▸ **O QUE FAZER**: Reescreva o trecho do texto sobre a pasta base começando em "A superação só" e terminando em "casa de recuperação.", substituindo "filho" por "neto".

Raros são os depoimentos de usuários que conseguiram vencer. Por ser barata, a droga vicia rápido e pode levar os dependentes químicos para três destinos: a rua, a cadeia ou o cemitério.

Mas é possível vencer a doença. Nossa equipe conseguiu três depoimentos de pessoas que sentiram na pele os efeitos da droga, mas superaram o vício.

Gerson Leão Pinheiro, 40 anos, tem uma vida social tranquila, está há doze anos sem utilizar nenhuma droga e trabalha como mestre de obra. Pastor há 8 anos, auxilia quem luta contra as drogas. Aos 15 anos, começou na cocaína, passou pela maconha, crack e chegou ao fundo do poço ao fazer o uso da pasta base. “Eu cheguei a pesar 55 quilos, tive três overdoses, minha mãe chorava falando que eu iria morrer”, lembra.

Segundo ele, a decisão de parar foi após a última crise de overdose, o uso do alucinógeno foi por curiosidade e, como conhecia muita gente, era o chamado “aviãozinho” não precisava de dinheiro para conseguir, era só levar o cliente até a mercadoria.

Gisele Ribeiro, 35 anos, hoje coordena uma casa de recuperação em Campo Grande e auxilia quem precisa de ajuda. Com dois meses de consumo da pasta base, passou a morar na rua. Ela lembra que começou a usar a droga por curiosidade, mas chegou ao fundo do poço ao se prostituir por R$ 5.

Sem lar, sem amigos e sem trabalho precisou procurar comida no lixo para se manter. “Com nove meses de uso eu já tinha perdido 20 quilos, não dormia, não comia, estava delirando”, relata.

Há vida após a pasta base: histórias mostram que luta diária leva à superação
Foto: Henrique Kawaminami
Há vida após a pasta base: histórias mostram que luta diária leva à superação
Foto: Henrique Kawaminami

A superação só foi possível porque Gisele entendeu que estava doente e precisava mudar pelo filho. “Eu entendi que eu tinha perdido a luta contra as drogas, eu era escrava, eu vi que não conseguiria sozinha”, descreve emocionada. Hoje ela vive bem com o filho na casa de recuperação.

M. A.M, 52 anos, administrador de empresa, já tinha feito uso da maconha na juventude, a pasta base entrou por questões emocionais, perdeu pai, guarda do filho e dinheiro. Viveu de 2009 a 2015 no vício, quando decidiu mudar, a família não acreditava mais, está há nove meses sem usar qualquer entorpecente. A recuperação só é possível se a pessoa pedir socorro. “Sozinho é impossível, a pessoa precisa querer ajuda”, conta.

Recaídas X Criminalidade

Droga com grande popularidade, a pasta base é um alucinógeno de grande potencial, o vício é quase instantâneo, subproduto da cocaína, faz com que raras vezes seus dependentes se livrem do vício.

▸ **DADOS FORNECIDOS**:
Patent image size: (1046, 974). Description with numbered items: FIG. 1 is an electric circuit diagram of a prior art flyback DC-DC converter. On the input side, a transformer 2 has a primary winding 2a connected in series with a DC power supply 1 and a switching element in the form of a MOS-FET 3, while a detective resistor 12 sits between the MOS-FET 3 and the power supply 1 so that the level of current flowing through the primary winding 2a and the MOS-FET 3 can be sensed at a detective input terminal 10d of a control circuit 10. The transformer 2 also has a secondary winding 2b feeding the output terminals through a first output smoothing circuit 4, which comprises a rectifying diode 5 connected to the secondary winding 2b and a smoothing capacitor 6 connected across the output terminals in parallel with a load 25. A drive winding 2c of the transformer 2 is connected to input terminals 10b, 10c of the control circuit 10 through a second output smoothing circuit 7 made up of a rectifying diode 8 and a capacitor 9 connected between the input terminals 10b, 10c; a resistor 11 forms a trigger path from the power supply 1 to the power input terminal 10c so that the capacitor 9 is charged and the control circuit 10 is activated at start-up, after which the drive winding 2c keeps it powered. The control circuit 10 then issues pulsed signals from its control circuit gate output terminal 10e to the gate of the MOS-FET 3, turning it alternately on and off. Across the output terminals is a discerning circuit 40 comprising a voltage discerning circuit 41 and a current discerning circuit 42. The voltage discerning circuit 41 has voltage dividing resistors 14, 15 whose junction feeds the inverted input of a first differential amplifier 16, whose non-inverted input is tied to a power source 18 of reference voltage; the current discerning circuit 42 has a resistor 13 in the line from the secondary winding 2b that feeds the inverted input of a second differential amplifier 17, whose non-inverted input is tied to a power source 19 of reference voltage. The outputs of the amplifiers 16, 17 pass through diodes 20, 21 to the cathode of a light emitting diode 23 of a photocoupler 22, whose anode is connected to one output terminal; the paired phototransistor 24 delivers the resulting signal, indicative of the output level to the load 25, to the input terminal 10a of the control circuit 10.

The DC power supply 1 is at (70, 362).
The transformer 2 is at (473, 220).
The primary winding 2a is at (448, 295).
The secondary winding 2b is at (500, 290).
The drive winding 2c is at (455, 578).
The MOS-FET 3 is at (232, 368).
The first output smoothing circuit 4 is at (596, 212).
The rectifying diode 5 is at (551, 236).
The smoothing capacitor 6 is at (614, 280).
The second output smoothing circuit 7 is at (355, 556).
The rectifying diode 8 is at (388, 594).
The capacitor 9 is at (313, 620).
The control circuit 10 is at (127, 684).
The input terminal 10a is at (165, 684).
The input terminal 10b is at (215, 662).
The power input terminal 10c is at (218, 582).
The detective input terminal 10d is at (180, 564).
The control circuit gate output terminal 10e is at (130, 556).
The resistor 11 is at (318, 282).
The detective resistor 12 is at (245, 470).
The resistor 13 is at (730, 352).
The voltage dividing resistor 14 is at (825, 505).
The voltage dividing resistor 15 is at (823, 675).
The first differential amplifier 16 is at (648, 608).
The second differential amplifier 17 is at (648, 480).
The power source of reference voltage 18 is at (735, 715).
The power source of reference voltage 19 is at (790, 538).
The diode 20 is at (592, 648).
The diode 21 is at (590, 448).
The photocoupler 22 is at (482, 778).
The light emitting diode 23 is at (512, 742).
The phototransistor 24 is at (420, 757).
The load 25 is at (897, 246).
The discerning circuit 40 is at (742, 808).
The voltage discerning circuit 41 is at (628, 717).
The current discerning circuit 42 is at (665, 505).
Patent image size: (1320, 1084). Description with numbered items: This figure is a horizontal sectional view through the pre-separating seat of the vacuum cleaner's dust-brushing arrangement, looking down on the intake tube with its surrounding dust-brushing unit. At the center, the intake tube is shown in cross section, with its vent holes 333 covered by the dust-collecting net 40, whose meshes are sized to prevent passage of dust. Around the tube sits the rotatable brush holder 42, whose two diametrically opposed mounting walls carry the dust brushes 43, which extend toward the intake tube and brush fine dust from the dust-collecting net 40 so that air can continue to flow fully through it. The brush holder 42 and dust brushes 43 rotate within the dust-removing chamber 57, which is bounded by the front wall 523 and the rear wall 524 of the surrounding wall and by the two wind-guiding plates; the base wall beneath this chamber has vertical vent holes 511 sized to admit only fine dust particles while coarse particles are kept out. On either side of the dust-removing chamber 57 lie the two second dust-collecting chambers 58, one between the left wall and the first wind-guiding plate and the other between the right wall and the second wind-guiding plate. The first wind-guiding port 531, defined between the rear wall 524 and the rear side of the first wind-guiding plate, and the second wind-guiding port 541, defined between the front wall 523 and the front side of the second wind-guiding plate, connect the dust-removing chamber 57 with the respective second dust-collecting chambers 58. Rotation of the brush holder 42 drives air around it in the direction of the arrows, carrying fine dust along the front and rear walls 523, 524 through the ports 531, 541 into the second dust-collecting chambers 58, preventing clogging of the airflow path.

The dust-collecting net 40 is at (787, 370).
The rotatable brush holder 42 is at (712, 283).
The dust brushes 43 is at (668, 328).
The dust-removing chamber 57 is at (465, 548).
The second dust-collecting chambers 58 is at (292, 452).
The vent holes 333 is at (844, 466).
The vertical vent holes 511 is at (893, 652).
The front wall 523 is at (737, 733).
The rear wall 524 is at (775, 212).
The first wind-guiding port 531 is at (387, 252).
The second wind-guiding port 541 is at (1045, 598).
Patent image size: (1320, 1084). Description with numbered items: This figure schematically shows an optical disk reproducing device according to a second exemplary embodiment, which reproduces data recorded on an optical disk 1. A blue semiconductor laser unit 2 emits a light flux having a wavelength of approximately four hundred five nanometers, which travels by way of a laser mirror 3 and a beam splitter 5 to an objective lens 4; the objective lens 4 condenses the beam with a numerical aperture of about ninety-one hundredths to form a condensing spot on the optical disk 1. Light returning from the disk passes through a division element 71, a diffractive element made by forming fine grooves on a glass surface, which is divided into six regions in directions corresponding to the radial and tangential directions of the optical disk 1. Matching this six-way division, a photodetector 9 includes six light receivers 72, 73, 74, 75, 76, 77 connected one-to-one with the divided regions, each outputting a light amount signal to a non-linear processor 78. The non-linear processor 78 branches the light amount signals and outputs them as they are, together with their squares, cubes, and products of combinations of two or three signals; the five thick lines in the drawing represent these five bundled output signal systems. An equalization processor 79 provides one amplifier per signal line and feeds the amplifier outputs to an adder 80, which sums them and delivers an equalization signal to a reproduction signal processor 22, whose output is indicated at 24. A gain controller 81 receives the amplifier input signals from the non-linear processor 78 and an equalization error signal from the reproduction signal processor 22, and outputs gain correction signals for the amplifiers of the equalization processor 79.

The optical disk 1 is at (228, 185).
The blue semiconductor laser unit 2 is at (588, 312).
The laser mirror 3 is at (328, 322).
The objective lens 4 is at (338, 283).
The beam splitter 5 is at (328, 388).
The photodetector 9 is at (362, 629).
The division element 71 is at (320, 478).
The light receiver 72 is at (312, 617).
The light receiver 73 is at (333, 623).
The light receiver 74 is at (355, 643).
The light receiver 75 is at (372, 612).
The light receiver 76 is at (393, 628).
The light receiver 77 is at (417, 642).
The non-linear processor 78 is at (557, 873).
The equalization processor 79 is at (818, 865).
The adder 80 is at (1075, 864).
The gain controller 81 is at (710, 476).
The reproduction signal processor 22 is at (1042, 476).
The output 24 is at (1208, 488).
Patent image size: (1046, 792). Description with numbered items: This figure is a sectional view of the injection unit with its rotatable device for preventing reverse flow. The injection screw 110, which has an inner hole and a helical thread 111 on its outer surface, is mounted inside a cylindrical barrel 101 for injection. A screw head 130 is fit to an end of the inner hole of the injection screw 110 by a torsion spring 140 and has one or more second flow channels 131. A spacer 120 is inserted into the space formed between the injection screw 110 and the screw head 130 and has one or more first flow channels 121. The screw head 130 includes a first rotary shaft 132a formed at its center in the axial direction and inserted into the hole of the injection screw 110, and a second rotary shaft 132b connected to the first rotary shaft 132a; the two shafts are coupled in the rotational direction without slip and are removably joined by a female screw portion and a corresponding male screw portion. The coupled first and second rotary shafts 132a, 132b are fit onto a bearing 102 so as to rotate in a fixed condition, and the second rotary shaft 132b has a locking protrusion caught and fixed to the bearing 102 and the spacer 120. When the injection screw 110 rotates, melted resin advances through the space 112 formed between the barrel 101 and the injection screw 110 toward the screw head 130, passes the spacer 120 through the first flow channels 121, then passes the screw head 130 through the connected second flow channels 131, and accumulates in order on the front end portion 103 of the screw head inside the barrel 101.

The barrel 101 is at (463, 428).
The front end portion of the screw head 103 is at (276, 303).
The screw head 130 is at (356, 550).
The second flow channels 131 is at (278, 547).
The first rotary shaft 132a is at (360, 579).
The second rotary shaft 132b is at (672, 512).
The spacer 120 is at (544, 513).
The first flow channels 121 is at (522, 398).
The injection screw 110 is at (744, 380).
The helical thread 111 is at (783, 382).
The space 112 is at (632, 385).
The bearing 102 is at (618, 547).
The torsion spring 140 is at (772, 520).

▸ **TAREFA CONCLUÍDA**:
A superação só foi possível porque Gisele entendeu que estava doente e precisava mudar pelo neto. “Eu entendi que eu tinha perdido a luta contra as drogas, eu era escrava, eu vi que não conseguiria sozinha”, descreve emocionada. Hoje ela vive bem com o neto na casa de recuperação.